> [WORK TO COMPLETE] Find each line with the word "Damage" and copy it.

> [DATA TO PROCESS]
* BEGIN *
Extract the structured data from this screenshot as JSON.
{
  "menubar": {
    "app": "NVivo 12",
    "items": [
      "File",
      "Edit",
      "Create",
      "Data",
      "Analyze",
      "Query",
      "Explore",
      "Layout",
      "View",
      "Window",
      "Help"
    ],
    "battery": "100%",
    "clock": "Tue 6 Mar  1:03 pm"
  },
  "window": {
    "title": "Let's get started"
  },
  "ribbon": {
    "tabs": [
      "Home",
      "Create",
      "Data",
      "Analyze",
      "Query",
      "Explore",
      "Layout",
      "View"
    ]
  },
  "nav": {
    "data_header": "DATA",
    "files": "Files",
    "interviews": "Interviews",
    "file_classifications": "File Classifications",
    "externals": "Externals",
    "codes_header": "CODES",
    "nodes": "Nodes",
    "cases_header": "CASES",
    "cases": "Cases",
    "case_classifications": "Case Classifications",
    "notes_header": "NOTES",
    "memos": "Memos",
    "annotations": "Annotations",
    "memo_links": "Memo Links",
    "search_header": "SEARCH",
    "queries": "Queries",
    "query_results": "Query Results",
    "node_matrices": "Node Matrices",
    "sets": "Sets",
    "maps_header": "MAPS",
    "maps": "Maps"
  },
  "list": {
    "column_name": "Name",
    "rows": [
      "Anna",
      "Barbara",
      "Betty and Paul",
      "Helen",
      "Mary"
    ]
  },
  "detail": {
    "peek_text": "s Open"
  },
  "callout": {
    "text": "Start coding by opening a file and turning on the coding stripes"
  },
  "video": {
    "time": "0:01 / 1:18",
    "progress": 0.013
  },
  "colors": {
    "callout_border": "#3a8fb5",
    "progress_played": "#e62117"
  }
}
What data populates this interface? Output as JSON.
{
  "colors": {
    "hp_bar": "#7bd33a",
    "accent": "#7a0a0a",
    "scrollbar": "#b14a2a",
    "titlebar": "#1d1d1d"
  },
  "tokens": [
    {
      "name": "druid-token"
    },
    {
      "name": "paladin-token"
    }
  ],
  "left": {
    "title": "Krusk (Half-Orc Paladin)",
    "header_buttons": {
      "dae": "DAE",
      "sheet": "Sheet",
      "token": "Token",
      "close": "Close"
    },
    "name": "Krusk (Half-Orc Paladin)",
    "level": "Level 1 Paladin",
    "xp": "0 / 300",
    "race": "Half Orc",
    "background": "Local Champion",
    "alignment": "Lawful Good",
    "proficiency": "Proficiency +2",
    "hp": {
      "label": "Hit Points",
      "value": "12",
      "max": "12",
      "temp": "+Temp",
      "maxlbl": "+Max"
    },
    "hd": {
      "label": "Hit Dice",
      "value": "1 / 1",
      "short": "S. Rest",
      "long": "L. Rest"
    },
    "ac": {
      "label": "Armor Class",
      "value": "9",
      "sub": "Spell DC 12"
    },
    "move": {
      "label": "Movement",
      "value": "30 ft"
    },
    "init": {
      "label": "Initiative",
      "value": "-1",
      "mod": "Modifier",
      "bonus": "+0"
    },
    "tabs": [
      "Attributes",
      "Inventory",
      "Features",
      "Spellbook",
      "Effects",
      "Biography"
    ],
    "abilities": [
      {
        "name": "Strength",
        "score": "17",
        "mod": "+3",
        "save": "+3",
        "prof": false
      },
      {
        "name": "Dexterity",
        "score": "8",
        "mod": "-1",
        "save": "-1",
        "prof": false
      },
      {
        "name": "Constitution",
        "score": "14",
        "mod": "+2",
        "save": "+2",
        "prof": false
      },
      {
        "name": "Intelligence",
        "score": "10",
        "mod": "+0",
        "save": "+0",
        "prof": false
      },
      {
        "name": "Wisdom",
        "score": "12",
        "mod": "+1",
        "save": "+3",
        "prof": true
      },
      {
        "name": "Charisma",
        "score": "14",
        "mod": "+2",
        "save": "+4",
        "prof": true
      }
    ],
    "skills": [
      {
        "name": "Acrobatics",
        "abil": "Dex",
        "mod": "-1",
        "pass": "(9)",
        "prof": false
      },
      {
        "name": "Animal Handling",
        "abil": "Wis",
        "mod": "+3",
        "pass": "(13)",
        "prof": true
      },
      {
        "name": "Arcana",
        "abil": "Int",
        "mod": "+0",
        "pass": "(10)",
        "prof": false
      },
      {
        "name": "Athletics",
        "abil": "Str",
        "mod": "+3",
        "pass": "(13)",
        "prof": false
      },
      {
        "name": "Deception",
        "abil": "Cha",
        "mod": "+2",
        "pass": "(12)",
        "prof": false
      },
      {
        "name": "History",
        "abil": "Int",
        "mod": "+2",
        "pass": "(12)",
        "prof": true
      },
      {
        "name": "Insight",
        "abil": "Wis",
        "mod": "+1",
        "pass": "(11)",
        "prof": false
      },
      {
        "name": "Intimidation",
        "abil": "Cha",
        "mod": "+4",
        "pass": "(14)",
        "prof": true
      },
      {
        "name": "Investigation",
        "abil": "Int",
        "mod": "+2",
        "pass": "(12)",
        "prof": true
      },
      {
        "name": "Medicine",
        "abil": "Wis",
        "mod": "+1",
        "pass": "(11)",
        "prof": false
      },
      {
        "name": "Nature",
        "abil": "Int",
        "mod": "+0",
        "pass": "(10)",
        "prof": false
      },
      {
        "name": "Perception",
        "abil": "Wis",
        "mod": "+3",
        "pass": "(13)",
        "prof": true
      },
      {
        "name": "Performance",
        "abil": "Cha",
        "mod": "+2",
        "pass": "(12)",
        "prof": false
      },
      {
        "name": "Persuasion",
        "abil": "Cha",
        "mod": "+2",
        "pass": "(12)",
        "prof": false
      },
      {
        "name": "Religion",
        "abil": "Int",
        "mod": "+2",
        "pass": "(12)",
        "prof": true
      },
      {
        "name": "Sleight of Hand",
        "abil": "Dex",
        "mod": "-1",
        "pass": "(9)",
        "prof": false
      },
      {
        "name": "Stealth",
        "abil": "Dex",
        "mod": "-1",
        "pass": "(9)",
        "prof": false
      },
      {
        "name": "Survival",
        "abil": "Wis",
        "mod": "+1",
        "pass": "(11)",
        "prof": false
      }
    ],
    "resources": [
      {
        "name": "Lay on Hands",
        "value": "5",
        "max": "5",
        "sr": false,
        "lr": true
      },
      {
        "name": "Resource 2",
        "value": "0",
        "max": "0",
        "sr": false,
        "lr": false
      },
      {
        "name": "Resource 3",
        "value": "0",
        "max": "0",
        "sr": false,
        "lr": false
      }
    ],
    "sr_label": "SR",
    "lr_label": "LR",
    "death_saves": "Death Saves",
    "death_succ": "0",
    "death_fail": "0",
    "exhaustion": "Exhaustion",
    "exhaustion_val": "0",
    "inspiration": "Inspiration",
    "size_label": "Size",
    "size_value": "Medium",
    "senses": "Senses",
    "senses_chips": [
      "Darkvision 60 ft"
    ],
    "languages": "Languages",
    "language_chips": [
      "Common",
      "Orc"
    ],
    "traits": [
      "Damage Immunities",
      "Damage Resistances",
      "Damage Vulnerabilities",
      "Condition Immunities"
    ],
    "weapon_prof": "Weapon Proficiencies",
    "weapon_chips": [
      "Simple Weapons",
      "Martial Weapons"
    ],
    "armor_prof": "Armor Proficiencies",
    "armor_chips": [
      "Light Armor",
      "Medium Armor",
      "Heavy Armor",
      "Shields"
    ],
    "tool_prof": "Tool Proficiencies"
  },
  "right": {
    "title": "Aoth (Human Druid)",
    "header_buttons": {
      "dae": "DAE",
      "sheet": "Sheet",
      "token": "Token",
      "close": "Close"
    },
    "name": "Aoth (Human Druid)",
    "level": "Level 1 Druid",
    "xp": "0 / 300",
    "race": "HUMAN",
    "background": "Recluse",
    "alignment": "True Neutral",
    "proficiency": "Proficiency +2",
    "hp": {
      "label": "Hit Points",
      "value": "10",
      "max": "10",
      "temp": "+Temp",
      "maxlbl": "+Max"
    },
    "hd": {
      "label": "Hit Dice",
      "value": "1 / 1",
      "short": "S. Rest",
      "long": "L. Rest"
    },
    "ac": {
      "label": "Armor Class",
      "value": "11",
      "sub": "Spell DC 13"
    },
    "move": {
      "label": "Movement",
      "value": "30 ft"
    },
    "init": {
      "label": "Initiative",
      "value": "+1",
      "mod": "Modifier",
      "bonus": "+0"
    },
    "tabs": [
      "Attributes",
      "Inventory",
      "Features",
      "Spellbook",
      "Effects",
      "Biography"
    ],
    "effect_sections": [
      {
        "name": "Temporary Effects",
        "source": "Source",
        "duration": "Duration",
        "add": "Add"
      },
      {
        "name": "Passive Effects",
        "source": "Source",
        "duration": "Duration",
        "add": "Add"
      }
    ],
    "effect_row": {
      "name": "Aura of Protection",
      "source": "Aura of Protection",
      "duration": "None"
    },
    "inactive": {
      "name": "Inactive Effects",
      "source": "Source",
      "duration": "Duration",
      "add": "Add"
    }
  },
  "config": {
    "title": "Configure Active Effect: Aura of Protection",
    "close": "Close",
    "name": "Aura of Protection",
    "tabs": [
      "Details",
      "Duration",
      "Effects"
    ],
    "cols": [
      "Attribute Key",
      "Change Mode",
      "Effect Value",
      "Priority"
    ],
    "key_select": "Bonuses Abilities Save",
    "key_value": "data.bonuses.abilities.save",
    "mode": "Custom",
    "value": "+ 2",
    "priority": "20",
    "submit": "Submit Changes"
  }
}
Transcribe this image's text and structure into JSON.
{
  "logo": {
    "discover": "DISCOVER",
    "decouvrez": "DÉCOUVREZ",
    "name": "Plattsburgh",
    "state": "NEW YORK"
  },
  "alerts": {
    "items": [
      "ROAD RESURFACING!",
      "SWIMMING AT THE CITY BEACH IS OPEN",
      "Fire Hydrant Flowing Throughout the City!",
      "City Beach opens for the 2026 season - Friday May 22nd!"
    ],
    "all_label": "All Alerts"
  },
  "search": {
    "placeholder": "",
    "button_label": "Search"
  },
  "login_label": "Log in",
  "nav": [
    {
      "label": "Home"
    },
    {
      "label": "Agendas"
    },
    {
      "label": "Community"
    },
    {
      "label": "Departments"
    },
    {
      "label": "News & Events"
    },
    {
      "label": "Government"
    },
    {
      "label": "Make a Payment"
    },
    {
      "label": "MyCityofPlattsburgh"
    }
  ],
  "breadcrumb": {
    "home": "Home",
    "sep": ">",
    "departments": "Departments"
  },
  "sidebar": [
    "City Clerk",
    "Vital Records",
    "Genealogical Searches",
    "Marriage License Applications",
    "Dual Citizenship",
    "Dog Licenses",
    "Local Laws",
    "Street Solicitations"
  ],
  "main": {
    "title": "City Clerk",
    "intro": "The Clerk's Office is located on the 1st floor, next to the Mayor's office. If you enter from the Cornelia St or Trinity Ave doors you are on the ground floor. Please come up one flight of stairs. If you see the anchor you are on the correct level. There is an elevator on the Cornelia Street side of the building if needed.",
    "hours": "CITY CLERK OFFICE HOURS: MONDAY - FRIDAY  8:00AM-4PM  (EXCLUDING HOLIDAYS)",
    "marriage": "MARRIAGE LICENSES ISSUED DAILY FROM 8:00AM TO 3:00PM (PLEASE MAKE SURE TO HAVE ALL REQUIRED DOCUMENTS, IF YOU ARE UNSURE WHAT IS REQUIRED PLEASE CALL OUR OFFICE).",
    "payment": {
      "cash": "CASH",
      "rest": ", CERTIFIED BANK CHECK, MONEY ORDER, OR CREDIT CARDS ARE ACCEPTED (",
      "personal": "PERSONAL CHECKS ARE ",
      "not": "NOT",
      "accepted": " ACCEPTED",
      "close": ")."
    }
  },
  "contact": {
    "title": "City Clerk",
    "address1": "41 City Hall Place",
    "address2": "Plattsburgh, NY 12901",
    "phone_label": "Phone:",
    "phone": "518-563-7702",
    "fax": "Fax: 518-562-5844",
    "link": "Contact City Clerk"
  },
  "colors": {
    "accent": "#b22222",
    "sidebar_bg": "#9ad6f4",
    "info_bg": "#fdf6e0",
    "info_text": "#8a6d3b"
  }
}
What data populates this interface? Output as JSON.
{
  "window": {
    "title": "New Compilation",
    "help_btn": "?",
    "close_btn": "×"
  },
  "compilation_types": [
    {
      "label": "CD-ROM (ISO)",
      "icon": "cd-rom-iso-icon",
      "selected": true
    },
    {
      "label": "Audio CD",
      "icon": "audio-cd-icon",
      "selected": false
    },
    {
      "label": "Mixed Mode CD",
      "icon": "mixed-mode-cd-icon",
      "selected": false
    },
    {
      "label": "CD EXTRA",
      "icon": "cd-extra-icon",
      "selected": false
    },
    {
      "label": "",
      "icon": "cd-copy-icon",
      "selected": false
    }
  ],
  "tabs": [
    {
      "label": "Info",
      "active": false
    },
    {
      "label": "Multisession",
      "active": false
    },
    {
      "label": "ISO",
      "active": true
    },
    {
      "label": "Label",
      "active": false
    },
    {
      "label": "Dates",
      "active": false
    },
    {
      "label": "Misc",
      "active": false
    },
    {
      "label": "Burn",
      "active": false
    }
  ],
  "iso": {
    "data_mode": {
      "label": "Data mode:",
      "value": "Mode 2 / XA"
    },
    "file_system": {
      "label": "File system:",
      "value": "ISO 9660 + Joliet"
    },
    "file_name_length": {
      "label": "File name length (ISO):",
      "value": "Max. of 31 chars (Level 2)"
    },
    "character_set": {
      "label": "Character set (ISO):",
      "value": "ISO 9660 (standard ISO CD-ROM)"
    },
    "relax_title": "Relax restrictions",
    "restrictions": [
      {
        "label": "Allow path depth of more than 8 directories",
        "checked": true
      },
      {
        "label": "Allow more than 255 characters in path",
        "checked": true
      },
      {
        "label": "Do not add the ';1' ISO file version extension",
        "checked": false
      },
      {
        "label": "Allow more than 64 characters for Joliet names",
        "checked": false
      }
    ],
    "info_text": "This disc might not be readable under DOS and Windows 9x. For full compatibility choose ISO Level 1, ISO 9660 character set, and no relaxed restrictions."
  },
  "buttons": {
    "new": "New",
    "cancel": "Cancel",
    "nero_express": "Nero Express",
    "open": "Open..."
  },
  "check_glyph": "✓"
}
* END *
> [SOLUTION BELOW]
      "Damage Immunities",
      "Damage Resistances",
      "Damage Vulnerabilities",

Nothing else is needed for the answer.